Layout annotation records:

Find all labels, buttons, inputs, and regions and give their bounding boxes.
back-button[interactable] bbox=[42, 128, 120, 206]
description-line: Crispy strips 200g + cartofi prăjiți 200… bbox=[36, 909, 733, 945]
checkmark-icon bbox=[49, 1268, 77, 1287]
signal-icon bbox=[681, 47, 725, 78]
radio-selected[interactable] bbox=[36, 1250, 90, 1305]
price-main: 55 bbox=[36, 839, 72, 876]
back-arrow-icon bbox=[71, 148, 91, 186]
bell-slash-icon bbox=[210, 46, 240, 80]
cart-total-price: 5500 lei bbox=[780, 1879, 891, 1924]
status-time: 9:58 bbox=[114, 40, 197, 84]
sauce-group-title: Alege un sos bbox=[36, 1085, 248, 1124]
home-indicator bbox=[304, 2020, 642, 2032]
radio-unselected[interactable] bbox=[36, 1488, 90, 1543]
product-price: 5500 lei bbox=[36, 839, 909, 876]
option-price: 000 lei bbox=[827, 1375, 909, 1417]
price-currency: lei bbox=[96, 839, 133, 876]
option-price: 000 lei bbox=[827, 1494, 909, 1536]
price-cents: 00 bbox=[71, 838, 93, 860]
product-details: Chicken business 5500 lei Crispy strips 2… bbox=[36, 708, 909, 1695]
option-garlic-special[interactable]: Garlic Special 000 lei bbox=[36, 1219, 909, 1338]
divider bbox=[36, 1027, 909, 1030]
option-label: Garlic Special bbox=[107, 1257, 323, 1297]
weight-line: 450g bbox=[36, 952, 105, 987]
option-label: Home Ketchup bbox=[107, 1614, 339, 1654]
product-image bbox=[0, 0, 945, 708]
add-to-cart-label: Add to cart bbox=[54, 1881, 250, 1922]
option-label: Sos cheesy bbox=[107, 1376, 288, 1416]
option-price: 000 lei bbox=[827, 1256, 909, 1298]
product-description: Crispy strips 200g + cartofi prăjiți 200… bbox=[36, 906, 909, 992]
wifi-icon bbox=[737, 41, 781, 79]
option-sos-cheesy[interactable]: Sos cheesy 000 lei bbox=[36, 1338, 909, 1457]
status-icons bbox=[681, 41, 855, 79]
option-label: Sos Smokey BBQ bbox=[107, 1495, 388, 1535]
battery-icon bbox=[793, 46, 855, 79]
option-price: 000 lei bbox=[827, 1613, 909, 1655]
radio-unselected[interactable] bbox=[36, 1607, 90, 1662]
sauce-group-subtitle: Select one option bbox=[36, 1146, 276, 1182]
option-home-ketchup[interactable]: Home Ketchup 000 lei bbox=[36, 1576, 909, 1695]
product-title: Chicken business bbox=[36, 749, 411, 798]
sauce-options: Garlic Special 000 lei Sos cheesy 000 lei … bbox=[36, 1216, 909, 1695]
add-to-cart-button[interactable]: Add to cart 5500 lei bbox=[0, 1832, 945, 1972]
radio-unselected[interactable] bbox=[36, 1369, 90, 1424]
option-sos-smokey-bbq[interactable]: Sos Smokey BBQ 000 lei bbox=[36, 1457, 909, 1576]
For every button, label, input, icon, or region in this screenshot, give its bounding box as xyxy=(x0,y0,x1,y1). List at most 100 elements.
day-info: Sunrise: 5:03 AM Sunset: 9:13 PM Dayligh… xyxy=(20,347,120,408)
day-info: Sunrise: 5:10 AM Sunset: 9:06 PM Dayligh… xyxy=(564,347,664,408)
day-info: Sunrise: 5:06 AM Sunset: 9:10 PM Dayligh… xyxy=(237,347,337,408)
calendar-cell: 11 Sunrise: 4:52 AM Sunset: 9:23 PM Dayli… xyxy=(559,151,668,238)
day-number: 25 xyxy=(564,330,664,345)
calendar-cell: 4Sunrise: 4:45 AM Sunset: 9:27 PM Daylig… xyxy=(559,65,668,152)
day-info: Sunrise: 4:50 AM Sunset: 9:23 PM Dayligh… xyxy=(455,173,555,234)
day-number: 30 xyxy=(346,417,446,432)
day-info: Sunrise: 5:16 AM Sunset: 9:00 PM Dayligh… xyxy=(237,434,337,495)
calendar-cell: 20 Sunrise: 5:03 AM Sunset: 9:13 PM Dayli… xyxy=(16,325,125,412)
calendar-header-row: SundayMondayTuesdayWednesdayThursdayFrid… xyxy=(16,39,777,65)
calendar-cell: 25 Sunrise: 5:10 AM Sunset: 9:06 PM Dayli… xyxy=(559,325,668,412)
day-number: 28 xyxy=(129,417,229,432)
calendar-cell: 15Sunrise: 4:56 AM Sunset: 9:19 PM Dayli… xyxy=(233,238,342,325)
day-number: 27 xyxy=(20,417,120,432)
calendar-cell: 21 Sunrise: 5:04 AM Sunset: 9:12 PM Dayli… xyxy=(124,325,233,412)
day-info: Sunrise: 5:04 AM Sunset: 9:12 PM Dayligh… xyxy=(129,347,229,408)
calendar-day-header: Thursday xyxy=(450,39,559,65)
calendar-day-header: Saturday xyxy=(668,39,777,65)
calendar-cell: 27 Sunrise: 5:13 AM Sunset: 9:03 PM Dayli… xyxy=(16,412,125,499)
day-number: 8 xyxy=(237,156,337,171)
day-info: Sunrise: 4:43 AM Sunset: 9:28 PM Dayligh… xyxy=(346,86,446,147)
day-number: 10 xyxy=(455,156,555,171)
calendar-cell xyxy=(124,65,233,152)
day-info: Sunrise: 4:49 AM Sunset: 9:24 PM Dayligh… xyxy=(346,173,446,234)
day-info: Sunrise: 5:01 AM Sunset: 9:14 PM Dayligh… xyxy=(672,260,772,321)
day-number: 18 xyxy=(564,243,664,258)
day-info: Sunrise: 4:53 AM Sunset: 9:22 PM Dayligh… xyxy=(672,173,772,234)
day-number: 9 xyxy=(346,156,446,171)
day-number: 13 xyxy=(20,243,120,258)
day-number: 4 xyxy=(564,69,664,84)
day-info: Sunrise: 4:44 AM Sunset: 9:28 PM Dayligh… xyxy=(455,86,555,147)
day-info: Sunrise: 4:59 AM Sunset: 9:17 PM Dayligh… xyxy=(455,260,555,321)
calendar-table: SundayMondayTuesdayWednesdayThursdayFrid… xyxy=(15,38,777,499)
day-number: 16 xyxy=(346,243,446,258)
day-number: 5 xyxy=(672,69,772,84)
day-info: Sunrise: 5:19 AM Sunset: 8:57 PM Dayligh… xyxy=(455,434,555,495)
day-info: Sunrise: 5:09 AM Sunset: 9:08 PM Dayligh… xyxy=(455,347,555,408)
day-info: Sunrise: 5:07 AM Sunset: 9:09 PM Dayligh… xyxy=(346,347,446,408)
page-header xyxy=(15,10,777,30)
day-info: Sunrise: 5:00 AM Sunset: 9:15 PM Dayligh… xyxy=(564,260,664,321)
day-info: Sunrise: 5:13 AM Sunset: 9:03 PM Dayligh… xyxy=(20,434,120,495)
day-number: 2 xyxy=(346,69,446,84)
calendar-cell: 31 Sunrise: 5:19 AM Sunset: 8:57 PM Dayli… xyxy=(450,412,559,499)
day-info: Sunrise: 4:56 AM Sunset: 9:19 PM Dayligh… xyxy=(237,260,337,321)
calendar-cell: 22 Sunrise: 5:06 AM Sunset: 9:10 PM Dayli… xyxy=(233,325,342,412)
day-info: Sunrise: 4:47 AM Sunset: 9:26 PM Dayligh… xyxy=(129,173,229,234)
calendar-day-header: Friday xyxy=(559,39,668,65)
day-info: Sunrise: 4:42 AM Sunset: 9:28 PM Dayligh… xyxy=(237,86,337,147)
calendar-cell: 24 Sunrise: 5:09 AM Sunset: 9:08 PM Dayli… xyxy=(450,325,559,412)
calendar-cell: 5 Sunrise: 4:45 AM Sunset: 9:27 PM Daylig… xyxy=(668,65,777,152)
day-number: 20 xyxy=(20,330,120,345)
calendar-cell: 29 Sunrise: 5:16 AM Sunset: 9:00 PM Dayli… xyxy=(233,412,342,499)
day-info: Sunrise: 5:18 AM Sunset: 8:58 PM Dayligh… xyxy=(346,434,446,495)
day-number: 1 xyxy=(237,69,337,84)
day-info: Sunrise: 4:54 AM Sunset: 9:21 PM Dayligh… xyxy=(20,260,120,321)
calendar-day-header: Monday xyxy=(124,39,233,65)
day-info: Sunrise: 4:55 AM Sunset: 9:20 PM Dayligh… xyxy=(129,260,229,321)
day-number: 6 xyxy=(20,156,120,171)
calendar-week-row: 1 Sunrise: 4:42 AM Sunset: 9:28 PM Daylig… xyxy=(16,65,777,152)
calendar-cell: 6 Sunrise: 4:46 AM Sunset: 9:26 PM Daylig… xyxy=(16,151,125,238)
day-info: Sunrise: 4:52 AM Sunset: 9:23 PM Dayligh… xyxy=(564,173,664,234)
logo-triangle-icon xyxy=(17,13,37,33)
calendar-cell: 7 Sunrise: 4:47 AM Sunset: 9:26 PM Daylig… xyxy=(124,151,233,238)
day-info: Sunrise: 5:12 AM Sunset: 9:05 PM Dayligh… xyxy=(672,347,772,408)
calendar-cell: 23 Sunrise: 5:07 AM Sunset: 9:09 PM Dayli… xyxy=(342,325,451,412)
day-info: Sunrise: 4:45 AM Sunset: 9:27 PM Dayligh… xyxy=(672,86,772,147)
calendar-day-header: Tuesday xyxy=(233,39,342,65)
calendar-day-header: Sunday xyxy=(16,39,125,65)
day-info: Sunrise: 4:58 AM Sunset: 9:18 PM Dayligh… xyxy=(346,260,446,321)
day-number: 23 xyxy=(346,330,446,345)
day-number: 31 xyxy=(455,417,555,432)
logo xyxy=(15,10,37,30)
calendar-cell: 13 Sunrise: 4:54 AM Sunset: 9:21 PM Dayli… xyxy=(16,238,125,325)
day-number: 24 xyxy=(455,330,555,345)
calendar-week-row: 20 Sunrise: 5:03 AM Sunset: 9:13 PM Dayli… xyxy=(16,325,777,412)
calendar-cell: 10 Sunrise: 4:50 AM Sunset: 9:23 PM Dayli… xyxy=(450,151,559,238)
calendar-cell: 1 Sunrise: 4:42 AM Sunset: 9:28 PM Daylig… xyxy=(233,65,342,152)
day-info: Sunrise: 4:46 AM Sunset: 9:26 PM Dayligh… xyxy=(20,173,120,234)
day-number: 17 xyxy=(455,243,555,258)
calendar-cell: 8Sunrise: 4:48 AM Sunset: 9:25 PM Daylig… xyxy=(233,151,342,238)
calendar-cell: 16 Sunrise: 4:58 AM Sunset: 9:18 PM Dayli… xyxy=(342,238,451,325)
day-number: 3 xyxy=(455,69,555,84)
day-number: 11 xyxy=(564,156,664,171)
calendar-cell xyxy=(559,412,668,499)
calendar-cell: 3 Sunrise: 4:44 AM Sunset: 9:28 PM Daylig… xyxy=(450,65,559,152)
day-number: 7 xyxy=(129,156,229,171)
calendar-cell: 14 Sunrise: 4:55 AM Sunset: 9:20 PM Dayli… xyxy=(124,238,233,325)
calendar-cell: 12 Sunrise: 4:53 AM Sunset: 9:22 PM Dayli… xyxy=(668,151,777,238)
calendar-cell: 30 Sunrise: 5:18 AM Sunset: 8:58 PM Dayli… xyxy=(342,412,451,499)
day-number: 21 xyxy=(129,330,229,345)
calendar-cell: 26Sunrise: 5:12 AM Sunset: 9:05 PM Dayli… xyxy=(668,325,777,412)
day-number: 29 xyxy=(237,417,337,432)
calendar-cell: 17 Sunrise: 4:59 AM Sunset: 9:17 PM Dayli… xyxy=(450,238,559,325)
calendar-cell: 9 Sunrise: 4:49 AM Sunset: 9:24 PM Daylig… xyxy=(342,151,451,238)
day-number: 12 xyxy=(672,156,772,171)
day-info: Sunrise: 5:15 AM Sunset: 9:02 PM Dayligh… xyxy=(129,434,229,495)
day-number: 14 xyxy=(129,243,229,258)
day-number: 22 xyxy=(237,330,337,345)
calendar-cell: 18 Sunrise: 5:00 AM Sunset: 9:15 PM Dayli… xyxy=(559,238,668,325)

__THE TASK__:
Rewrite the material from its first line through the line containing "product-title: Chicken business", substituting "House Ketchup" for "Home Ketchup" and leaving everything else unchanged.

__OUTPUT FOR THIS EXERCISE__:
Find all labels, buttons, inputs, and regions and give their bounding boxes.
back-button[interactable] bbox=[42, 128, 120, 206]
description-line: Crispy strips 200g + cartofi prăjiți 200… bbox=[36, 909, 733, 945]
checkmark-icon bbox=[49, 1268, 77, 1287]
signal-icon bbox=[681, 47, 725, 78]
radio-selected[interactable] bbox=[36, 1250, 90, 1305]
price-main: 55 bbox=[36, 839, 72, 876]
back-arrow-icon bbox=[71, 148, 91, 186]
bell-slash-icon bbox=[210, 46, 240, 80]
cart-total-price: 5500 lei bbox=[780, 1879, 891, 1924]
status-time: 9:58 bbox=[114, 40, 197, 84]
sauce-group-title: Alege un sos bbox=[36, 1085, 248, 1124]
home-indicator bbox=[304, 2020, 642, 2032]
radio-unselected[interactable] bbox=[36, 1488, 90, 1543]
product-price: 5500 lei bbox=[36, 839, 909, 876]
option-price: 000 lei bbox=[827, 1375, 909, 1417]
price-currency: lei bbox=[96, 839, 133, 876]
option-price: 000 lei bbox=[827, 1494, 909, 1536]
price-cents: 00 bbox=[71, 838, 93, 860]
product-details: Chicken business 5500 lei Crispy strips 2… bbox=[36, 708, 909, 1695]
option-garlic-special[interactable]: Garlic Special 000 lei bbox=[36, 1219, 909, 1338]
divider bbox=[36, 1027, 909, 1030]
option-label: Garlic Special bbox=[107, 1257, 323, 1297]
weight-line: 450g bbox=[36, 952, 105, 987]
option-label: House Ketchup bbox=[107, 1614, 339, 1654]
product-image bbox=[0, 0, 945, 708]
add-to-cart-label: Add to cart bbox=[54, 1881, 250, 1922]
option-label: Sos cheesy bbox=[107, 1376, 288, 1416]
option-price: 000 lei bbox=[827, 1256, 909, 1298]
product-description: Crispy strips 200g + cartofi prăjiți 200… bbox=[36, 906, 909, 992]
wifi-icon bbox=[737, 41, 781, 79]
option-sos-cheesy[interactable]: Sos cheesy 000 lei bbox=[36, 1338, 909, 1457]
status-icons bbox=[681, 41, 855, 79]
option-label: Sos Smokey BBQ bbox=[107, 1495, 388, 1535]
battery-icon bbox=[793, 46, 855, 79]
option-price: 000 lei bbox=[827, 1613, 909, 1655]
radio-unselected[interactable] bbox=[36, 1607, 90, 1662]
sauce-group-subtitle: Select one option bbox=[36, 1146, 276, 1182]
option-home-ketchup[interactable]: House Ketchup 000 lei bbox=[36, 1576, 909, 1695]
product-title: Chicken business bbox=[36, 749, 411, 798]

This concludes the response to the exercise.